Goal: Transcribe the material in full. Nothing should differ except that the pictures are left out.

Information provided:
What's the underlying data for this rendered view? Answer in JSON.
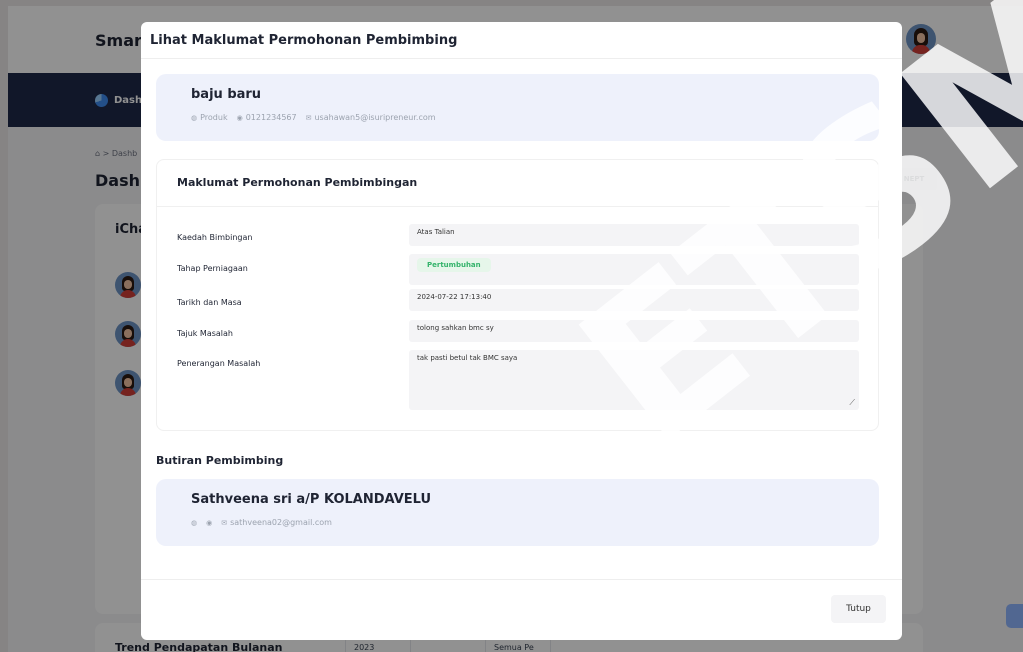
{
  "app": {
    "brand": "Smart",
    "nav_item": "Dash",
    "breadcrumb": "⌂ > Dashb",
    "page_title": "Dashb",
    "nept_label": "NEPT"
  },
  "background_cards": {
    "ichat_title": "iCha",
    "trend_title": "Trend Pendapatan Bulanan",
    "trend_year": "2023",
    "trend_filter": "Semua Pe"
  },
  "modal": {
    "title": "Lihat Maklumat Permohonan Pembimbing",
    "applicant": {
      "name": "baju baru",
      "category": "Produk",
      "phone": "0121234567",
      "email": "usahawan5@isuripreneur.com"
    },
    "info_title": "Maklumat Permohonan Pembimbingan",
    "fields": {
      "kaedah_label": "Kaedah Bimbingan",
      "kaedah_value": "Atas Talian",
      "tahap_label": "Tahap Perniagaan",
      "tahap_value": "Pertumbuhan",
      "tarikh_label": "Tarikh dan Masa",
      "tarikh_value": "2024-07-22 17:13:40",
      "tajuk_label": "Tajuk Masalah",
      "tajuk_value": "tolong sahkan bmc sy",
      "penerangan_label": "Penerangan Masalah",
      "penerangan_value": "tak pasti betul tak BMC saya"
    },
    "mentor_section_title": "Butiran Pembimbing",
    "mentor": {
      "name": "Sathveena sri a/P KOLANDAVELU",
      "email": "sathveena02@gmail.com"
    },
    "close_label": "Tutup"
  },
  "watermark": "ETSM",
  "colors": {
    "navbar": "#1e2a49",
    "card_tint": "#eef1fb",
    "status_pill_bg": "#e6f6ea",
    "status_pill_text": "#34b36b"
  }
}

Written solution:
What's the underlying data for this rendered view? Answer in JSON.
{
  "app": {
    "brand": "Smart",
    "nav_item": "Dash",
    "breadcrumb": "⌂ > Dashb",
    "page_title": "Dashb",
    "nept_label": "NEPT"
  },
  "background_cards": {
    "ichat_title": "iCha",
    "trend_title": "Trend Pendapatan Bulanan",
    "trend_year": "2023",
    "trend_filter": "Semua Pe"
  },
  "modal": {
    "title": "Lihat Maklumat Permohonan Pembimbing",
    "applicant": {
      "name": "baju baru",
      "category": "Produk",
      "phone": "0121234567",
      "email": "usahawan5@isuripreneur.com"
    },
    "info_title": "Maklumat Permohonan Pembimbingan",
    "fields": {
      "kaedah_label": "Kaedah Bimbingan",
      "kaedah_value": "Atas Talian",
      "tahap_label": "Tahap Perniagaan",
      "tahap_value": "Pertumbuhan",
      "tarikh_label": "Tarikh dan Masa",
      "tarikh_value": "2024-07-22 17:13:40",
      "tajuk_label": "Tajuk Masalah",
      "tajuk_value": "tolong sahkan bmc sy",
      "penerangan_label": "Penerangan Masalah",
      "penerangan_value": "tak pasti betul tak BMC saya"
    },
    "mentor_section_title": "Butiran Pembimbing",
    "mentor": {
      "name": "Sathveena sri a/P KOLANDAVELU",
      "email": "sathveena02@gmail.com"
    },
    "close_label": "Tutup"
  },
  "watermark": "ETSM",
  "colors": {
    "navbar": "#1e2a49",
    "card_tint": "#eef1fb",
    "status_pill_bg": "#e6f6ea",
    "status_pill_text": "#34b36b"
  }
}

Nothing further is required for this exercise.